> _Prompt 1_: Under which conditions does the prefix caching commit's new `__post_init__` code set `enable_prefix_caching` to False? List every one.
> _Prompt 2_: Shorten the bulleted commit message in the prefix caching commit, starting with "[Feature] Enable prefix caching as default," into a brief list that keeps its main points.
-- BEGIN Excerpt --
[Feature] Enable prefix caching as default (#3816)

rainyfly · Jiang-Jia-Jun · web-flow · commit 41cd3e24c987 · 2025-09-06T09:51:34.000+08:00
* [Feature] Enable prefix caching as default

* [Feature] Enable prefix caching as default

* Set prefix caching as default

* skip dynamic load

* fix kill bug

* fix kill bug

* fix kill bug

* fix ci

* fix

---------

Co-authored-by: Jiang-Jia-Jun &lt;163579578+Jiang-Jia-Jun@users.noreply.github.com&gt;
diff --git a/fastdeploy/engine/args_utils.py b/fastdeploy/engine/args_utils.py
@@ -14,6 +14,7 @@
 # limitations under the License.
 """
 
+import argparse
 import json
 from dataclasses import asdict, dataclass
 from dataclasses import fields as dataclass_fields
@@ -190,7 +191,7 @@ class EngineArgs:
     """
     Flag to indicate whether to use warm-up before inference.
     """
-    enable_prefix_caching: bool = False
+    enable_prefix_caching: bool = True
     """
     Flag to enable prefix caching.
     """
@@ -387,6 +388,16 @@ def __post_init__(self):
         """
         if not self.tokenizer:
             self.tokenizer = self.model
+        if self.splitwise_role == "decode":
+            self.enable_prefix_caching = False
+        if self.speculative_config is not None:
+            self.enable_prefix_caching = False
+        if self.enable_mm:
+            self.enable_prefix_caching = False
+        if not current_platform.is_cuda():
+            self.enable_prefix_caching = False
+        if self.dynamic_load_weight:
+            self.enable_prefix_caching = False
         if self.enable_logprob:
             if self.speculative_config is not None:
                 raise NotImplementedError("Logprob does not support speculation_config.")
@@ -725,7 +736,7 @@ def add_cli_args(parser: FlexibleArgumentParser) -> FlexibleArgumentParser:
         perf_group = parser.add_argument_group("Performance Tuning")
         perf_group.add_argument(
             "--enable-prefix-caching",
-            action="store_true",
+            action=argparse.BooleanOptionalAction,
             default=EngineArgs.enable_prefix_caching,
             help="Flag to enable prefix caching.",
         )
diff --git a/fastdeploy/engine/engine.py b/fastdeploy/engine/engine.py
@@ -342,7 +342,8 @@ def _exit_sub_services(self):
             for p in self.cache_manager_processes:
                 llm_logger.info(f"Killing cache manager process {p.pid}")
                 try:
-                    os.killpg(p.pid, signal.SIGTERM)
+                    pgid = os.getpgid(p.pid)
+                    os.killpg(pgid, signal.SIGTERM)
                 except Exception as e:
                     console_logger.error(
                         f"Error killing cache manager process {p.pid}: {e}, {str(traceback.format_exc())}"
diff --git a/fastdeploy/worker/gpu_model_runner.py b/fastdeploy/worker/gpu_model_runner.py
@@ -221,6 +221,7 @@ def insert_tasks_v1(self, req_dicts: List[Request], num_running_requests: int =
         req_len = len(req_dicts)
-- END Excerpt --
-- BEGIN Data entries --
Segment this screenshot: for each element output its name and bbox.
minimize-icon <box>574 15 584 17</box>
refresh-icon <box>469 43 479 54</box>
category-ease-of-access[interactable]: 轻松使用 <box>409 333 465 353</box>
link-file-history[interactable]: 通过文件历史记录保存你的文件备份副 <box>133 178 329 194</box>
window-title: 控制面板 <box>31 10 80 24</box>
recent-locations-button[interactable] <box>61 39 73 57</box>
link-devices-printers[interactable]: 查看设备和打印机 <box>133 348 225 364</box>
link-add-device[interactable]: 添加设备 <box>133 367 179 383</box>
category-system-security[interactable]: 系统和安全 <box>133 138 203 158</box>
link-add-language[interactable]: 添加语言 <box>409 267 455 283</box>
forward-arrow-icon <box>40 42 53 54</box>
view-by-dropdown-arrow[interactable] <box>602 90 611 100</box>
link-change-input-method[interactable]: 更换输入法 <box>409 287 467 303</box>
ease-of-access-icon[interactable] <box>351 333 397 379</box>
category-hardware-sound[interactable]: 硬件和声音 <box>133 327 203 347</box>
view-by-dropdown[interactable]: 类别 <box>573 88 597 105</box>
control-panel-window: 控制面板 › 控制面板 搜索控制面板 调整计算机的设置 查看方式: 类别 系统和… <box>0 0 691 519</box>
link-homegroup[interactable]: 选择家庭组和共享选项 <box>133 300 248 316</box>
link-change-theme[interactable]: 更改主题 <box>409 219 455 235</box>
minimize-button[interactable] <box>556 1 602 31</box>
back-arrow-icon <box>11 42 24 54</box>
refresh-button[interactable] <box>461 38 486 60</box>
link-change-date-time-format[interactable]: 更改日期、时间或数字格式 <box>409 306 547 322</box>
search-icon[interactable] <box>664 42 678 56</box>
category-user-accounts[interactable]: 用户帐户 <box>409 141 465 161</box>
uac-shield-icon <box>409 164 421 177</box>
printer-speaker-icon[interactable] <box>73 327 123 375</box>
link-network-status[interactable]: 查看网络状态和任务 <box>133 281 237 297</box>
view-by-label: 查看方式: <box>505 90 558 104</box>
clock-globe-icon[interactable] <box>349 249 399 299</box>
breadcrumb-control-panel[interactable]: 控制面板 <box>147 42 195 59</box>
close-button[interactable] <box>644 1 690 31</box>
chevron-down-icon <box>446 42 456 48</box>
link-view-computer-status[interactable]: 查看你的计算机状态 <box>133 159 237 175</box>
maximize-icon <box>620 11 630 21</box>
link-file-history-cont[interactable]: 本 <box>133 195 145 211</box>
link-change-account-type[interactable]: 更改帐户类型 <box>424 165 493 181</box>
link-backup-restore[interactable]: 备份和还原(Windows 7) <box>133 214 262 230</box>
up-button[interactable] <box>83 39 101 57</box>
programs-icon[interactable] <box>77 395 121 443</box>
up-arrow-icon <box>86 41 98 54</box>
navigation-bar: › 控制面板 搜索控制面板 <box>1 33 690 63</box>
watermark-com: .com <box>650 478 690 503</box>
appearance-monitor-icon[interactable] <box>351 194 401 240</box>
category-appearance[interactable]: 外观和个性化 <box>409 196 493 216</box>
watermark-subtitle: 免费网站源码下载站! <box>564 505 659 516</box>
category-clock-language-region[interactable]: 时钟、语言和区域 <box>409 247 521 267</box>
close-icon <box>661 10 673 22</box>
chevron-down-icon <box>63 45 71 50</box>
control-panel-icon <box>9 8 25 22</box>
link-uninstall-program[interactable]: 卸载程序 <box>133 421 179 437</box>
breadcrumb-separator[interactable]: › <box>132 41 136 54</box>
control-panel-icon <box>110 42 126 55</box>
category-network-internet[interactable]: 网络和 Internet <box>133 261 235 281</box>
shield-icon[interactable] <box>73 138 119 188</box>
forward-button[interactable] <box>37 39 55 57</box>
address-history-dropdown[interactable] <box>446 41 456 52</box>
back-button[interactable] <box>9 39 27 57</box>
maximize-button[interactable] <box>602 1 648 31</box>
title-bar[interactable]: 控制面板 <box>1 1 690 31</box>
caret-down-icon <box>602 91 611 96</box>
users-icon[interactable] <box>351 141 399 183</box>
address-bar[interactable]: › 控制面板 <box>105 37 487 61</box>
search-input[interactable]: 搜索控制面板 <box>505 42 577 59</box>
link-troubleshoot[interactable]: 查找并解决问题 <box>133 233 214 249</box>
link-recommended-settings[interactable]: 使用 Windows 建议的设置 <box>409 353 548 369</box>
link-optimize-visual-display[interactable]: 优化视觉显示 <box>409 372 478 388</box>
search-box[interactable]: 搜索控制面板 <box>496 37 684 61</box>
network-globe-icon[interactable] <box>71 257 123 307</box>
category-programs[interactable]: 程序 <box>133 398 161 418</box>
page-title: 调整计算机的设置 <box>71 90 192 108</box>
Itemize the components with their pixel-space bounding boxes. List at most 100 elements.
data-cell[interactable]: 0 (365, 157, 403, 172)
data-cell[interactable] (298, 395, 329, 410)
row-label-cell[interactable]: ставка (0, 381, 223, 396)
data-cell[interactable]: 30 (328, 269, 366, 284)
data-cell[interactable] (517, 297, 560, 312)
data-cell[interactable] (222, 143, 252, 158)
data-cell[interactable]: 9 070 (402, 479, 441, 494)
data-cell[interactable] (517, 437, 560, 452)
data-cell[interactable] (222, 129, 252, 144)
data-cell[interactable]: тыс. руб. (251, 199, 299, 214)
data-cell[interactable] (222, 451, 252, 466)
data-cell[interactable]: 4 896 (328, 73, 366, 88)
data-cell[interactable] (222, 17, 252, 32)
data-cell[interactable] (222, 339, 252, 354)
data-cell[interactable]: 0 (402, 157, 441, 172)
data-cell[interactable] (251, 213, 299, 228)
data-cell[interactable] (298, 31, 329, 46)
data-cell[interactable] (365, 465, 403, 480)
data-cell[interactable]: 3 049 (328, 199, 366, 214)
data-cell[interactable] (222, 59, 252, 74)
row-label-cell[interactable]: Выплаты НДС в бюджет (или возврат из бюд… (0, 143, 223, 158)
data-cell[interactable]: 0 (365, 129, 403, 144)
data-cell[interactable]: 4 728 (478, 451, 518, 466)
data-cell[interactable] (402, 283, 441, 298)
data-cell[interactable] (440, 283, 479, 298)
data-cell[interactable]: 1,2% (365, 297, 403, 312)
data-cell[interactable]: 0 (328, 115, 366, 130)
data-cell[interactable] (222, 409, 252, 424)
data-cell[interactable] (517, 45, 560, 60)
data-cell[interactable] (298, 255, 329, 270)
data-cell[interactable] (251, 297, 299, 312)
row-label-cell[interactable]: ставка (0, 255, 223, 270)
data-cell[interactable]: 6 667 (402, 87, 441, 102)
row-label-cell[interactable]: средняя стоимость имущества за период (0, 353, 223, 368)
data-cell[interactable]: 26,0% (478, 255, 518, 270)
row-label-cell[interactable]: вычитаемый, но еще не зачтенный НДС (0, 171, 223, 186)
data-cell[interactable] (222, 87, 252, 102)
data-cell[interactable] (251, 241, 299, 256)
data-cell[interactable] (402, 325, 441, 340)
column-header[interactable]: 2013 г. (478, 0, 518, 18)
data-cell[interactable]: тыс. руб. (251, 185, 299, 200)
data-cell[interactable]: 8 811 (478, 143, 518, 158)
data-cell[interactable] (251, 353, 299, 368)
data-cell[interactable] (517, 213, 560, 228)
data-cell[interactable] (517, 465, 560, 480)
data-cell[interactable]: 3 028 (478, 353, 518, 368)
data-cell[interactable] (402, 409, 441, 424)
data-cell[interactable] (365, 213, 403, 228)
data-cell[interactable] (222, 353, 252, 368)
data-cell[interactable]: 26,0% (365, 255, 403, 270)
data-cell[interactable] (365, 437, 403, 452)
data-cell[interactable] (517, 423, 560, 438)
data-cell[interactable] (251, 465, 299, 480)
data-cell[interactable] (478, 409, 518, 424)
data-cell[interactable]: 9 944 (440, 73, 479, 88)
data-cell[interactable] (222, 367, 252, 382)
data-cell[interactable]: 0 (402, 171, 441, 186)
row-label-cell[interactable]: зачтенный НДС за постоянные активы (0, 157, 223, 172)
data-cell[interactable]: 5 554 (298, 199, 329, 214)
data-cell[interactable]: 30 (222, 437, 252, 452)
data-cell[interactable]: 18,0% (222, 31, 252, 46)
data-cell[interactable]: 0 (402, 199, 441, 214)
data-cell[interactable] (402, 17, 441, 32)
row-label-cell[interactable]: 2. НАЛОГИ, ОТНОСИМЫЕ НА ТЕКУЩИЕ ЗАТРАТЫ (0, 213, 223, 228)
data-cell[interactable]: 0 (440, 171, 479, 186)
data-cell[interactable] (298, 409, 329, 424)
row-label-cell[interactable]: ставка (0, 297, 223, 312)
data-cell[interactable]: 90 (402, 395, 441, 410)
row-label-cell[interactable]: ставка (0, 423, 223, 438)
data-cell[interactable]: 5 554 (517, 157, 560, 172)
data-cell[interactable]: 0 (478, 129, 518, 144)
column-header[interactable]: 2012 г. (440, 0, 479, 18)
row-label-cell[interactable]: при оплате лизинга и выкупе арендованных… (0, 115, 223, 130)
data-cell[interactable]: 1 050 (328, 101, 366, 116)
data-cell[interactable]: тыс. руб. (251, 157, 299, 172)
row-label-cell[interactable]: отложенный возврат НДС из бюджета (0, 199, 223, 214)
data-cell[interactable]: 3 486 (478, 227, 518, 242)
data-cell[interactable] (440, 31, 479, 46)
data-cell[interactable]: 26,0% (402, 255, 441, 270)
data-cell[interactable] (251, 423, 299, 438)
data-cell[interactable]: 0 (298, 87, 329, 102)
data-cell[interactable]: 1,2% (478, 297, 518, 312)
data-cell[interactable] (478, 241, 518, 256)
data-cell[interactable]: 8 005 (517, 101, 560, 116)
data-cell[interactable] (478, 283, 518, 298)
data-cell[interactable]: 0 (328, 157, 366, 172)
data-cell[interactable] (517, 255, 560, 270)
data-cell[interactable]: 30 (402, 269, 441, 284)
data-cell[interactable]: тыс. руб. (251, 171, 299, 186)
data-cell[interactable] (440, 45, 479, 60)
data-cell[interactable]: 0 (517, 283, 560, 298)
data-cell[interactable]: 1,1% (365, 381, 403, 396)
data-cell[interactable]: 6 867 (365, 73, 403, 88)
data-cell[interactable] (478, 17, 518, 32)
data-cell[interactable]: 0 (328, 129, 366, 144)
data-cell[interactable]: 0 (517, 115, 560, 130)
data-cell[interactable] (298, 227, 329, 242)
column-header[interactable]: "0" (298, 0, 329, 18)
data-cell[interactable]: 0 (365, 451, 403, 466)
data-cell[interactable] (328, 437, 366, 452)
-- END Data entries --
> _Complete response 1_:
- `splitwise_role` is "decode"
- `speculative_config` is not None
- `enable_mm` is set
- the current platform is not CUDA
- `dynamic_load_weight` is set

> _Complete response 2_:
- Enable prefix caching as the default (stated three times)
- Skip dynamic load
- Fix a kill bug (three entries)
- Fix CI
- One further unspecified fix